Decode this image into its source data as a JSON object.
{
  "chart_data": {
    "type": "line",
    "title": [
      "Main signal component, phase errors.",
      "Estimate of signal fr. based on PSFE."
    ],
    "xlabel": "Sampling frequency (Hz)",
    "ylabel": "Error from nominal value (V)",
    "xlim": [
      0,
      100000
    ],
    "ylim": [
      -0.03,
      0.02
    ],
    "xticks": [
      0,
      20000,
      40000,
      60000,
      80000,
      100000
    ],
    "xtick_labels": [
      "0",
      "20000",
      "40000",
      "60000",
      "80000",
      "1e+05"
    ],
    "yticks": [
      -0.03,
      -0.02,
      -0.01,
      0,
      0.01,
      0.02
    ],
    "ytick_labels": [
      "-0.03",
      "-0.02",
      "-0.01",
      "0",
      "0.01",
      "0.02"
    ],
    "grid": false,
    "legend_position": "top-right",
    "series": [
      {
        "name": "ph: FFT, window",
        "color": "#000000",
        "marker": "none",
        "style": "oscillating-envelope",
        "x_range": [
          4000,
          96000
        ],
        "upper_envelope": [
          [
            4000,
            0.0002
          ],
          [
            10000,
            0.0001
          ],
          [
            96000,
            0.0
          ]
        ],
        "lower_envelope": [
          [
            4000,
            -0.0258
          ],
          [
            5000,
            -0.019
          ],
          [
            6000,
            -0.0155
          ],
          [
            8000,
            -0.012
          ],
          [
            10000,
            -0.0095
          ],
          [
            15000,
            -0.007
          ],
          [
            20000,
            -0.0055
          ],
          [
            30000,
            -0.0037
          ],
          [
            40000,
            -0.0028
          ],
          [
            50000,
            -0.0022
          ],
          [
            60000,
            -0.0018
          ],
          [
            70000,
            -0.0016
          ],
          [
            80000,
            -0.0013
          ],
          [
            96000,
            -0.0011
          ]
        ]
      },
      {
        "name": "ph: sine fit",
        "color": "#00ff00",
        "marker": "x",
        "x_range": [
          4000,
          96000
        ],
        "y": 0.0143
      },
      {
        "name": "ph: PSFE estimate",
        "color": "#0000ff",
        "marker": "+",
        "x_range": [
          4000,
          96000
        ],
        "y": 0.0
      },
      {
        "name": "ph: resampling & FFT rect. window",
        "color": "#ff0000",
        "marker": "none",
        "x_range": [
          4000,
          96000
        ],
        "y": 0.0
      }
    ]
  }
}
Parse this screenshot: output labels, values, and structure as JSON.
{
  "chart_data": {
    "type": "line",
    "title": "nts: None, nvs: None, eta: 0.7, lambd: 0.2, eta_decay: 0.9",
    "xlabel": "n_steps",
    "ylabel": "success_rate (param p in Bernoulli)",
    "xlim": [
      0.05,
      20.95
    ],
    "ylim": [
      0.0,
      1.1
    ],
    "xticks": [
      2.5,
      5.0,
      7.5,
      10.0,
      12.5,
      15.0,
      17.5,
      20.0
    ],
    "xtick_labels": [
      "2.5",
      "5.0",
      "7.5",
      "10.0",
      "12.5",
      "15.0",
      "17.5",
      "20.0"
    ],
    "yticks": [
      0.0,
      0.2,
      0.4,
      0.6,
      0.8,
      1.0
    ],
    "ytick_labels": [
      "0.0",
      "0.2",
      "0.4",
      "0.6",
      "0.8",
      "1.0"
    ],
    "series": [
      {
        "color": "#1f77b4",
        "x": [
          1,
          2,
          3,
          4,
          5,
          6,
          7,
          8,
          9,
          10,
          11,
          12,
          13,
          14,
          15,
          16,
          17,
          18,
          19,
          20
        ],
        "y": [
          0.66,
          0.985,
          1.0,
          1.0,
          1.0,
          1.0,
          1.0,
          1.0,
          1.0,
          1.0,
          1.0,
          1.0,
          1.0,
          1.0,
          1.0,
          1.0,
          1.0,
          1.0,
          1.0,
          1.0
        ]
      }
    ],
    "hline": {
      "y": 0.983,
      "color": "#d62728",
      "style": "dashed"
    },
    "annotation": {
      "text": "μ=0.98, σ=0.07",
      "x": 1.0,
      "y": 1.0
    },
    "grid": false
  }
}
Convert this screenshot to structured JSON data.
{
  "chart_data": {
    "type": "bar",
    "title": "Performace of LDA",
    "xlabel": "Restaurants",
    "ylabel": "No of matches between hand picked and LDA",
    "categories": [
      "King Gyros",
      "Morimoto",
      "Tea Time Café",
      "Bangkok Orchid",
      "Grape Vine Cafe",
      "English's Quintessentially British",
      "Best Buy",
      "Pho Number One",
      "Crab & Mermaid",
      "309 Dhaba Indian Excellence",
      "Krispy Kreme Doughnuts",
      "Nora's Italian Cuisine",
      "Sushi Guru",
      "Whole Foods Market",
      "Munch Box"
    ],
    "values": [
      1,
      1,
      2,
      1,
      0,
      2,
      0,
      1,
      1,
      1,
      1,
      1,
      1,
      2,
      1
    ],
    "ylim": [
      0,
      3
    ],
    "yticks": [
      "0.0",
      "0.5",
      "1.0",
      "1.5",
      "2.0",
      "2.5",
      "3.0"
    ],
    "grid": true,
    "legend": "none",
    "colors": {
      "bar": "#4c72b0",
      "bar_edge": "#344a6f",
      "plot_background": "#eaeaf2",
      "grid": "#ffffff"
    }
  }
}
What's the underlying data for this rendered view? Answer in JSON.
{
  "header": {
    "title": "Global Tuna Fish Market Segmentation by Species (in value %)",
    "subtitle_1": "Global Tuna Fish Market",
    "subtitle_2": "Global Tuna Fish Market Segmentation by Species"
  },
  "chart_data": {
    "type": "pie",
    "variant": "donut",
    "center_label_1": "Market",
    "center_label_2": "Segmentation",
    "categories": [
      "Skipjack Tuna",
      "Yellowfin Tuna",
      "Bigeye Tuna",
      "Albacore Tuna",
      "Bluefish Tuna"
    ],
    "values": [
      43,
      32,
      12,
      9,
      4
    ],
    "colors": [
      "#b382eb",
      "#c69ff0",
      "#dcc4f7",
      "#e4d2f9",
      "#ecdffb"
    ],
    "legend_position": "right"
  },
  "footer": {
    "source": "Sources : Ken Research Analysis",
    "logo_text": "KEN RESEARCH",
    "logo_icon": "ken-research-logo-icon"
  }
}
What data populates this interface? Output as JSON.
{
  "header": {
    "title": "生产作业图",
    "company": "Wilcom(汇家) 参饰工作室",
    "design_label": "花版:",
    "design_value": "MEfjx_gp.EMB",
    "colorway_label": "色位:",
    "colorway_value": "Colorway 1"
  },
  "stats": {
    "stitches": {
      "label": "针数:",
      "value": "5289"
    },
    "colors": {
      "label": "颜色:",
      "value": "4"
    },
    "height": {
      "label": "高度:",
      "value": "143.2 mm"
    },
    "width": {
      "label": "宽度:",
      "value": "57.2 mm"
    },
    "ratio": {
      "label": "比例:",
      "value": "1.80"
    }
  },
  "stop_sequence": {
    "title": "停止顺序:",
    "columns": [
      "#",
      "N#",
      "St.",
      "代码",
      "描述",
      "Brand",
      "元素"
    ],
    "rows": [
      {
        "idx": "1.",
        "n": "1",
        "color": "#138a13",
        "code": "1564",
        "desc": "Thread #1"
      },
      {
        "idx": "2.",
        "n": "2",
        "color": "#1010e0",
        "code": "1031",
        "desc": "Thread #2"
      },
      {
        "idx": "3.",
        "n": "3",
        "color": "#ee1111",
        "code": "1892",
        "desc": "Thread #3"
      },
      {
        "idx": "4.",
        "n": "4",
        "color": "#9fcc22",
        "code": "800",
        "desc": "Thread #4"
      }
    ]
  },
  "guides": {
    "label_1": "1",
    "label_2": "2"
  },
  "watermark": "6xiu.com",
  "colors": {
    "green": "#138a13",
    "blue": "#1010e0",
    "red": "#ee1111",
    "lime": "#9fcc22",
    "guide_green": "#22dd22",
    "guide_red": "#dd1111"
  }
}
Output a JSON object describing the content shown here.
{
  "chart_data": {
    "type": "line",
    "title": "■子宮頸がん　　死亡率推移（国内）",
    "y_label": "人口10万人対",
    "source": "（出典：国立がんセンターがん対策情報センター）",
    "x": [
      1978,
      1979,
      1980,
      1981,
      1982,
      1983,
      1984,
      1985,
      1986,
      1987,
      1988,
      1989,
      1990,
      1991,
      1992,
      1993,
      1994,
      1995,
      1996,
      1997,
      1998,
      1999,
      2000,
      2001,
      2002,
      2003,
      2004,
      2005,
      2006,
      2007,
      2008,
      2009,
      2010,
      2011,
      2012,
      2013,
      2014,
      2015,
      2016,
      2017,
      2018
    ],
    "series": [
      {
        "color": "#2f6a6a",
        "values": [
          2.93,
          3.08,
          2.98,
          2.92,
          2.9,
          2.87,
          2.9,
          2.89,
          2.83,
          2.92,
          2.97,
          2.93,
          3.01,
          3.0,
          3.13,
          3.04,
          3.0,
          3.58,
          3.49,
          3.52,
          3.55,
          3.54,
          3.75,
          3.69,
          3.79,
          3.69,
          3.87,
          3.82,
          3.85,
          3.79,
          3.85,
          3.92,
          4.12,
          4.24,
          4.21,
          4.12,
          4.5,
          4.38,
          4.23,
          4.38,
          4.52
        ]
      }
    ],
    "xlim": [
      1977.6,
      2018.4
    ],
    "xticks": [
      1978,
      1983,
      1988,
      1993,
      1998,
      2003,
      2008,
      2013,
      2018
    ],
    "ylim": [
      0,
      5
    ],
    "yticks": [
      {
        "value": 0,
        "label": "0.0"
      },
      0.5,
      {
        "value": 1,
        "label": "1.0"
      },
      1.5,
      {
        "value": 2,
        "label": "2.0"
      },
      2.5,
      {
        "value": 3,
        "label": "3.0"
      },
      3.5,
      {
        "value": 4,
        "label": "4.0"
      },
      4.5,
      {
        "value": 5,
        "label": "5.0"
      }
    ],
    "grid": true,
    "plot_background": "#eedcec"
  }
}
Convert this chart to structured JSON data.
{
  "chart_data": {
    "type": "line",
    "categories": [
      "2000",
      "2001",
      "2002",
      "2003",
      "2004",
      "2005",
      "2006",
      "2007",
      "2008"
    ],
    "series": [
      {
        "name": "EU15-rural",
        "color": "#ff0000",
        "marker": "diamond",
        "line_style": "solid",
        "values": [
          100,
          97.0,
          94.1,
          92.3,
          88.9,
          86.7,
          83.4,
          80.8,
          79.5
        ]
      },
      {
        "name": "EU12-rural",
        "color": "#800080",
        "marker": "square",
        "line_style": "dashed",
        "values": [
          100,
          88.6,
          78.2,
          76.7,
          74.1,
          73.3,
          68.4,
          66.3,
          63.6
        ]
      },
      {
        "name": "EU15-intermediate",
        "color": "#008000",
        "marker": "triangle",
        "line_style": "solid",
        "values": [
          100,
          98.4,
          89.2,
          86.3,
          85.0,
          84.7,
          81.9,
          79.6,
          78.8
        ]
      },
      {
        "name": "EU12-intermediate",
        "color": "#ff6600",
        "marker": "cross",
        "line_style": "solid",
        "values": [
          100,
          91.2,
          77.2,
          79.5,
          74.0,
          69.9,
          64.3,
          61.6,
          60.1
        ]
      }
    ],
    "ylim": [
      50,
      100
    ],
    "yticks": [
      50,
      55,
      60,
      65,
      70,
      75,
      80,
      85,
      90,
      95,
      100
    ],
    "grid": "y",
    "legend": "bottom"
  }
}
——
[What to produce]:
Which lines of the data include "screenshot"? Copy each of them.

[Output for this task]:
Parse this screenshot: output labels, values, and structure as JSON.
Convert this screenshot to structured JSON data.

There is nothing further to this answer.